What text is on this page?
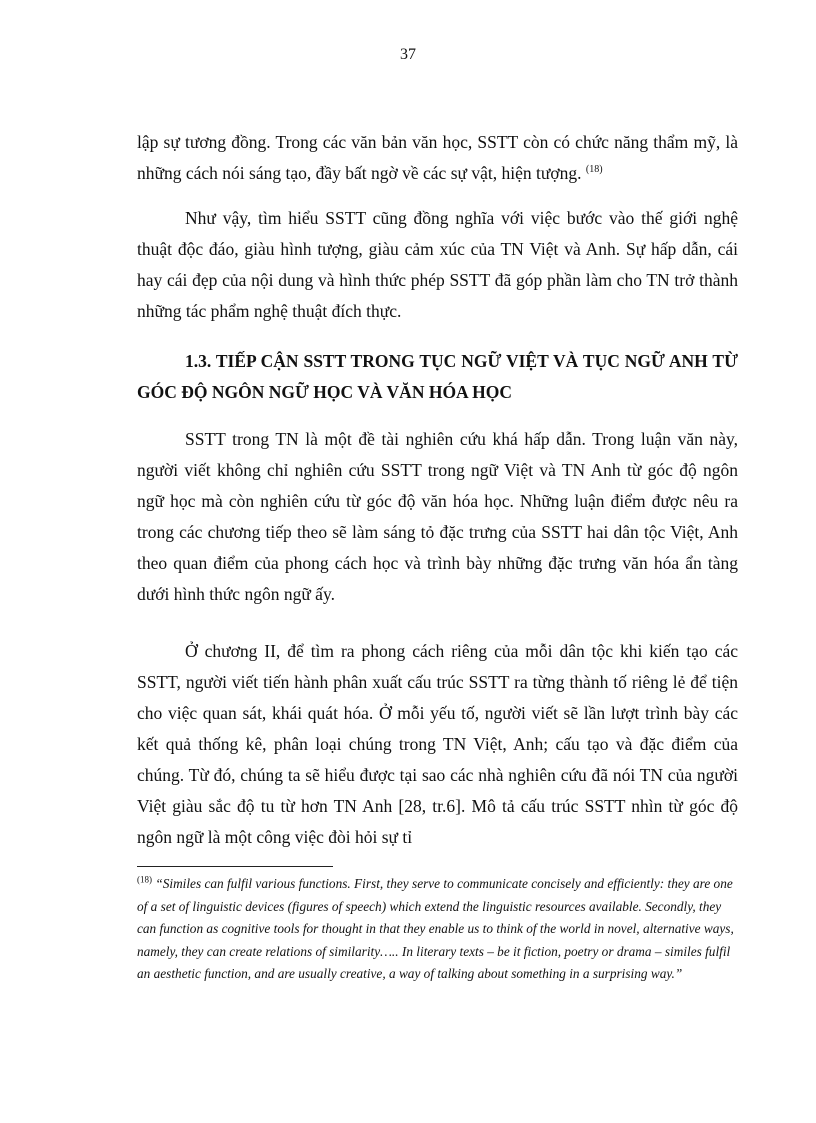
37

lập sự tương đồng. Trong các văn bản văn học, SSTT còn có chức năng thẩm mỹ, là những cách nói sáng tạo, đầy bất ngờ về các sự vật, hiện tượng. $^{(18)}$

Như vậy, tìm hiểu SSTT cũng đồng nghĩa với việc bước vào thế giới nghệ thuật độc đáo, giàu hình tượng, giàu cảm xúc của TN Việt và Anh. Sự hấp dẫn, cái hay cái đẹp của nội dung và hình thức phép SSTT đã góp phần làm cho TN trở thành những tác phẩm nghệ thuật đích thực.

1.3. TIẾP CẬN SSTT TRONG TỤC NGỮ VIỆT VÀ TỤC NGỮ ANH TỪ GÓC ĐỘ NGÔN NGỮ HỌC VÀ VĂN HÓA HỌC

SSTT trong TN là một đề tài nghiên cứu khá hấp dẫn. Trong luận văn này, người viết không chỉ nghiên cứu SSTT trong ngữ Việt và TN Anh từ góc độ ngôn ngữ học mà còn nghiên cứu từ góc độ văn hóa học. Những luận điểm được nêu ra trong các chương tiếp theo sẽ làm sáng tỏ đặc trưng của SSTT hai dân tộc Việt, Anh theo quan điểm của phong cách học và trình bày những đặc trưng văn hóa ẩn tàng dưới hình thức ngôn ngữ ấy.

Ở chương II, để tìm ra phong cách riêng của mỗi dân tộc khi kiến tạo các SSTT, người viết tiến hành phân xuất cấu trúc SSTT ra từng thành tố riêng lẻ để tiện cho việc quan sát, khái quát hóa. Ở mỗi yếu tố, người viết sẽ lần lượt trình bày các kết quả thống kê, phân loại chúng trong TN Việt, Anh; cấu tạo và đặc điểm của chúng. Từ đó, chúng ta sẽ hiểu được tại sao các nhà nghiên cứu đã nói TN của người Việt giàu sắc độ tu từ hơn TN Anh [28, tr.6]. Mô tả cấu trúc SSTT nhìn từ góc độ ngôn ngữ là một công việc đòi hỏi sự tỉ

$^{(18)}$ “Similes can fulfil various functions. First, they serve to communicate concisely and efficiently: they are one of a set of linguistic devices (figures of speech) which extend the linguistic resources available. Secondly, they can function as cognitive tools for thought in that they enable us to think of the world in novel, alternative ways, namely, they can create relations of similarity….. In literary texts – be it fiction, poetry or drama – similes fulfil an aesthetic function, and are usually creative, a way of talking about something in a surprising way.”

···

• WRITTEN TASK
Give every line back word for word and leave the pictures out.

• SOLUTION TO THE EXERCISE
What text is on this page?
37

lập sự tương đồng. Trong các văn bản văn học, SSTT còn có chức năng thẩm mỹ, là những cách nói sáng tạo, đầy bất ngờ về các sự vật, hiện tượng. $^{(18)}$

Như vậy, tìm hiểu SSTT cũng đồng nghĩa với việc bước vào thế giới nghệ thuật độc đáo, giàu hình tượng, giàu cảm xúc của TN Việt và Anh. Sự hấp dẫn, cái hay cái đẹp của nội dung và hình thức phép SSTT đã góp phần làm cho TN trở thành những tác phẩm nghệ thuật đích thực.

1.3. TIẾP CẬN SSTT TRONG TỤC NGỮ VIỆT VÀ TỤC NGỮ ANH TỪ GÓC ĐỘ NGÔN NGỮ HỌC VÀ VĂN HÓA HỌC

SSTT trong TN là một đề tài nghiên cứu khá hấp dẫn. Trong luận văn này, người viết không chỉ nghiên cứu SSTT trong ngữ Việt và TN Anh từ góc độ ngôn ngữ học mà còn nghiên cứu từ góc độ văn hóa học. Những luận điểm được nêu ra trong các chương tiếp theo sẽ làm sáng tỏ đặc trưng của SSTT hai dân tộc Việt, Anh theo quan điểm của phong cách học và trình bày những đặc trưng văn hóa ẩn tàng dưới hình thức ngôn ngữ ấy.

Ở chương II, để tìm ra phong cách riêng của mỗi dân tộc khi kiến tạo các SSTT, người viết tiến hành phân xuất cấu trúc SSTT ra từng thành tố riêng lẻ để tiện cho việc quan sát, khái quát hóa. Ở mỗi yếu tố, người viết sẽ lần lượt trình bày các kết quả thống kê, phân loại chúng trong TN Việt, Anh; cấu tạo và đặc điểm của chúng. Từ đó, chúng ta sẽ hiểu được tại sao các nhà nghiên cứu đã nói TN của người Việt giàu sắc độ tu từ hơn TN Anh [28, tr.6]. Mô tả cấu trúc SSTT nhìn từ góc độ ngôn ngữ là một công việc đòi hỏi sự tỉ

$^{(18)}$ “Similes can fulfil various functions. First, they serve to communicate concisely and efficiently: they are one of a set of linguistic devices (figures of speech) which extend the linguistic resources available. Secondly, they can function as cognitive tools for thought in that they enable us to think of the world in novel, alternative ways, namely, they can create relations of similarity….. In literary texts – be it fiction, poetry or drama – similes fulfil an aesthetic function, and are usually creative, a way of talking about something in a surprising way.”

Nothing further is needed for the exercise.